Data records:
>> BEGIN

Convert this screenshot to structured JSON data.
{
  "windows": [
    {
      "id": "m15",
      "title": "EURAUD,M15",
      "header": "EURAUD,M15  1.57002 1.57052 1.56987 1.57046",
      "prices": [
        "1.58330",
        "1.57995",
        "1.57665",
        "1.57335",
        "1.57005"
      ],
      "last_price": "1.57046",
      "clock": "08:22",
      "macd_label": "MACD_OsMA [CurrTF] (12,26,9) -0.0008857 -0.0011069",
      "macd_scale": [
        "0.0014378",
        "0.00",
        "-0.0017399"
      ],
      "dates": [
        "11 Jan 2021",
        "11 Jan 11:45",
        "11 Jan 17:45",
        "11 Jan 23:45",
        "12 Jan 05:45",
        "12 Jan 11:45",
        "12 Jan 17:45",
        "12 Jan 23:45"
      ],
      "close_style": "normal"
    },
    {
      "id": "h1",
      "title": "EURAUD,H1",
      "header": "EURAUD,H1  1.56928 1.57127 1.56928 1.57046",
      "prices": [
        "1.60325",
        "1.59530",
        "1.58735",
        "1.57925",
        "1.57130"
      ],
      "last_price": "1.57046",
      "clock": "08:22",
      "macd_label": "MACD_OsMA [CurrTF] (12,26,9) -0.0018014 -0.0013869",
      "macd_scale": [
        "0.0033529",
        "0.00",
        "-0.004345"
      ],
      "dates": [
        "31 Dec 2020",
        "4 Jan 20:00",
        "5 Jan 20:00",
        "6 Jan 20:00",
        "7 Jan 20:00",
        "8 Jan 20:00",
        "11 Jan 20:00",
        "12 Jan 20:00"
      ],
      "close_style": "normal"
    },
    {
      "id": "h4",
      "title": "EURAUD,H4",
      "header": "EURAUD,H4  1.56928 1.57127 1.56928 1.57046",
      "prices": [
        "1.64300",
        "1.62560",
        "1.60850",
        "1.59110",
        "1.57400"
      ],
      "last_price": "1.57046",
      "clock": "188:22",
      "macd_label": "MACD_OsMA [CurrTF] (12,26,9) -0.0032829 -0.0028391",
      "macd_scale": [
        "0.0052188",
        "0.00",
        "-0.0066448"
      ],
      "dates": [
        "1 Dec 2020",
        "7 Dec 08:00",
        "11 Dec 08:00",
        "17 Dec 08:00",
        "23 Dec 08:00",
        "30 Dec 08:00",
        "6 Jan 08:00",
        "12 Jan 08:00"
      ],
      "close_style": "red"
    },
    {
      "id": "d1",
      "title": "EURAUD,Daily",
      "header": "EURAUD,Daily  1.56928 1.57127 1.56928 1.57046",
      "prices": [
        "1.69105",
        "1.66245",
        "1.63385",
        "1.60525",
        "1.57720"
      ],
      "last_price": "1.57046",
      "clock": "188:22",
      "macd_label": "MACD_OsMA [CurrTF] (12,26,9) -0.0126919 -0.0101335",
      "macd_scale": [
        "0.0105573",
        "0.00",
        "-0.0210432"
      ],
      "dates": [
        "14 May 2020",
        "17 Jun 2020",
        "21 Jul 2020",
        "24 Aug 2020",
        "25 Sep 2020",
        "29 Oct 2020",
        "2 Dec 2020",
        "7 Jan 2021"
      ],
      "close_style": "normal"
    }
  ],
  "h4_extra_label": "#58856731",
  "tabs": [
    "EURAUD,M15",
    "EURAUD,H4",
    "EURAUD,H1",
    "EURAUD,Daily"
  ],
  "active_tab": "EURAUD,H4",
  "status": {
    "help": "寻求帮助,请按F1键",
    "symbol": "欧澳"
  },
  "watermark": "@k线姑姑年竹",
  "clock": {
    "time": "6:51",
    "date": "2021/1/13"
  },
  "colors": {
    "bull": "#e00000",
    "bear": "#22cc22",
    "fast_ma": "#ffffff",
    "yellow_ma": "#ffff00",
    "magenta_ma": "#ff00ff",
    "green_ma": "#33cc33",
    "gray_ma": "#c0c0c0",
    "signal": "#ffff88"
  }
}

>> END

→ What is being asked
Copy down the material exactly as written.

→ Answer for this exercise
Convert this screenshot to structured JSON data.
{
  "windows": [
    {
      "id": "m15",
      "title": "EURAUD,M15",
      "header": "EURAUD,M15  1.57002 1.57052 1.56987 1.57046",
      "prices": [
        "1.58330",
        "1.57995",
        "1.57665",
        "1.57335",
        "1.57005"
      ],
      "last_price": "1.57046",
      "clock": "08:22",
      "macd_label": "MACD_OsMA [CurrTF] (12,26,9) -0.0008857 -0.0011069",
      "macd_scale": [
        "0.0014378",
        "0.00",
        "-0.0017399"
      ],
      "dates": [
        "11 Jan 2021",
        "11 Jan 11:45",
        "11 Jan 17:45",
        "11 Jan 23:45",
        "12 Jan 05:45",
        "12 Jan 11:45",
        "12 Jan 17:45",
        "12 Jan 23:45"
      ],
      "close_style": "normal"
    },
    {
      "id": "h1",
      "title": "EURAUD,H1",
      "header": "EURAUD,H1  1.56928 1.57127 1.56928 1.57046",
      "prices": [
        "1.60325",
        "1.59530",
        "1.58735",
        "1.57925",
        "1.57130"
      ],
      "last_price": "1.57046",
      "clock": "08:22",
      "macd_label": "MACD_OsMA [CurrTF] (12,26,9) -0.0018014 -0.0013869",
      "macd_scale": [
        "0.0033529",
        "0.00",
        "-0.004345"
      ],
      "dates": [
        "31 Dec 2020",
        "4 Jan 20:00",
        "5 Jan 20:00",
        "6 Jan 20:00",
        "7 Jan 20:00",
        "8 Jan 20:00",
        "11 Jan 20:00",
        "12 Jan 20:00"
      ],
      "close_style": "normal"
    },
    {
      "id": "h4",
      "title": "EURAUD,H4",
      "header": "EURAUD,H4  1.56928 1.57127 1.56928 1.57046",
      "prices": [
        "1.64300",
        "1.62560",
        "1.60850",
        "1.59110",
        "1.57400"
      ],
      "last_price": "1.57046",
      "clock": "188:22",
      "macd_label": "MACD_OsMA [CurrTF] (12,26,9) -0.0032829 -0.0028391",
      "macd_scale": [
        "0.0052188",
        "0.00",
        "-0.0066448"
      ],
      "dates": [
        "1 Dec 2020",
        "7 Dec 08:00",
        "11 Dec 08:00",
        "17 Dec 08:00",
        "23 Dec 08:00",
        "30 Dec 08:00",
        "6 Jan 08:00",
        "12 Jan 08:00"
      ],
      "close_style": "red"
    },
    {
      "id": "d1",
      "title": "EURAUD,Daily",
      "header": "EURAUD,Daily  1.56928 1.57127 1.56928 1.57046",
      "prices": [
        "1.69105",
        "1.66245",
        "1.63385",
        "1.60525",
        "1.57720"
      ],
      "last_price": "1.57046",
      "clock": "188:22",
      "macd_label": "MACD_OsMA [CurrTF] (12,26,9) -0.0126919 -0.0101335",
      "macd_scale": [
        "0.0105573",
        "0.00",
        "-0.0210432"
      ],
      "dates": [
        "14 May 2020",
        "17 Jun 2020",
        "21 Jul 2020",
        "24 Aug 2020",
        "25 Sep 2020",
        "29 Oct 2020",
        "2 Dec 2020",
        "7 Jan 2021"
      ],
      "close_style": "normal"
    }
  ],
  "h4_extra_label": "#58856731",
  "tabs": [
    "EURAUD,M15",
    "EURAUD,H4",
    "EURAUD,H1",
    "EURAUD,Daily"
  ],
  "active_tab": "EURAUD,H4",
  "status": {
    "help": "寻求帮助,请按F1键",
    "symbol": "欧澳"
  },
  "watermark": "@k线姑姑年竹",
  "clock": {
    "time": "6:51",
    "date": "2021/1/13"
  },
  "colors": {
    "bull": "#e00000",
    "bear": "#22cc22",
    "fast_ma": "#ffffff",
    "yellow_ma": "#ffff00",
    "magenta_ma": "#ff00ff",
    "green_ma": "#33cc33",
    "gray_ma": "#c0c0c0",
    "signal": "#ffff88"
  }
}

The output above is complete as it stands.